● THE REQUEST:
Report every line in the listing below where the string "поэтому" shows up.

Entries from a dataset
==================================================

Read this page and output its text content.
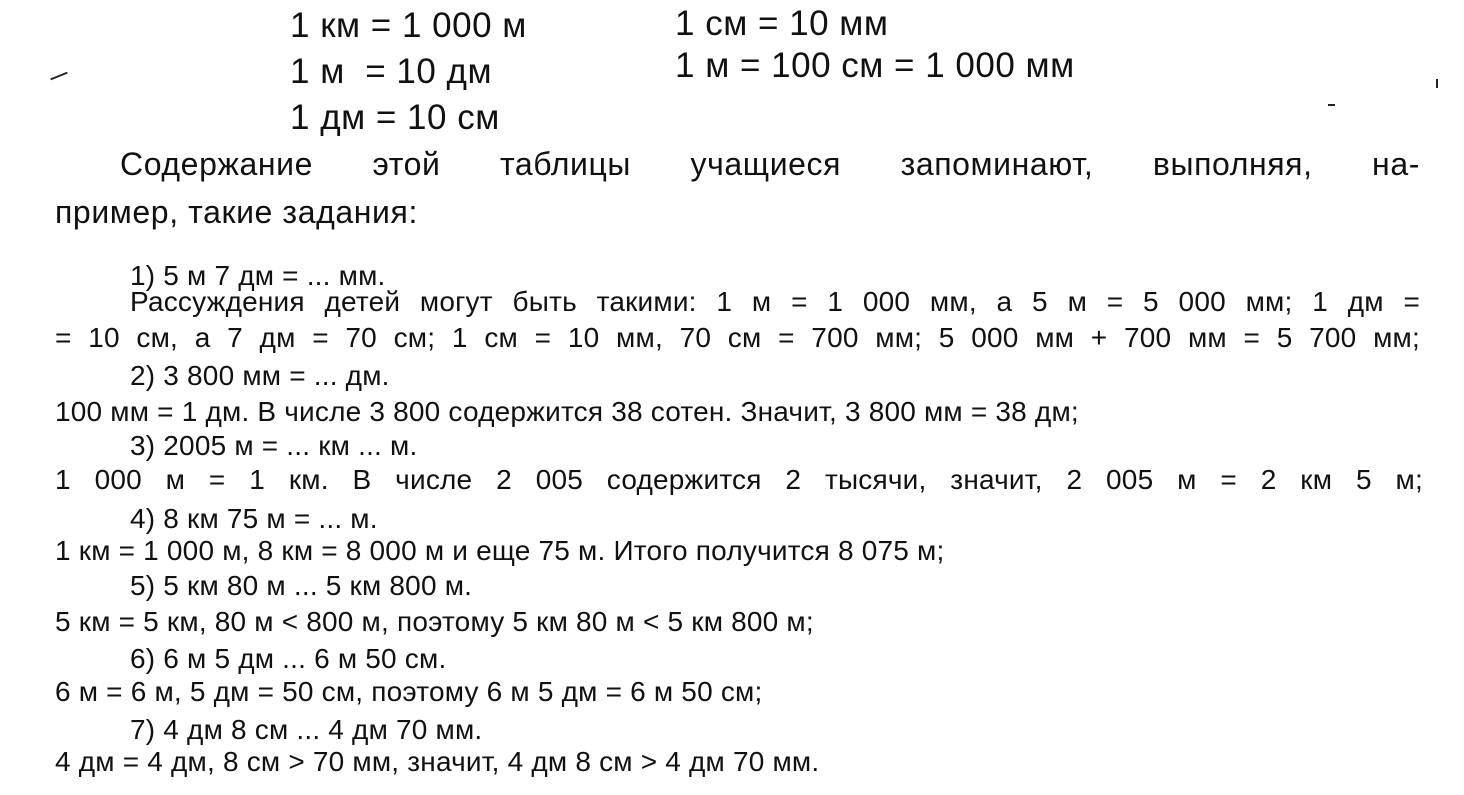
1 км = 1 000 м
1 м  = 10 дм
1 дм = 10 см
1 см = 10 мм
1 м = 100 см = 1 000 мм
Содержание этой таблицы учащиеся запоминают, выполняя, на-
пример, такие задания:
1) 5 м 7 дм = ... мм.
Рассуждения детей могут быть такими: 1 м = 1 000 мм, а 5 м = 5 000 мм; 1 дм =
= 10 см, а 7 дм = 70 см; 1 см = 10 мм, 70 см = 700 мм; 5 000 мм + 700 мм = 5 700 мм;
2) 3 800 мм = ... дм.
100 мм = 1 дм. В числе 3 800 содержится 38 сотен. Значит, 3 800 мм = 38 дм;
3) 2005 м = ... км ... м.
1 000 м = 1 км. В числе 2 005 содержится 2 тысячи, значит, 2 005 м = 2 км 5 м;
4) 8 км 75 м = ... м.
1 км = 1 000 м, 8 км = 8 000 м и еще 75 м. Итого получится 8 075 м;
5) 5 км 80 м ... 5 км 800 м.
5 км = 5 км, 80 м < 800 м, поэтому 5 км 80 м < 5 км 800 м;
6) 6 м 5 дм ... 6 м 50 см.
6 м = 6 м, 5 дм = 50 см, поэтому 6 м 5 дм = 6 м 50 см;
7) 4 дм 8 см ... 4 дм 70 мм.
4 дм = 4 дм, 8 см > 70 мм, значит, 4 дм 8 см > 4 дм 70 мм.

==================================================

● RESPONSE BELOW:
5 км = 5 км, 80 м < 800 м, поэтому 5 км 80 м < 5 км 800 м;
6 м = 6 м, 5 дм = 50 см, поэтому 6 м 5 дм = 6 м 50 см;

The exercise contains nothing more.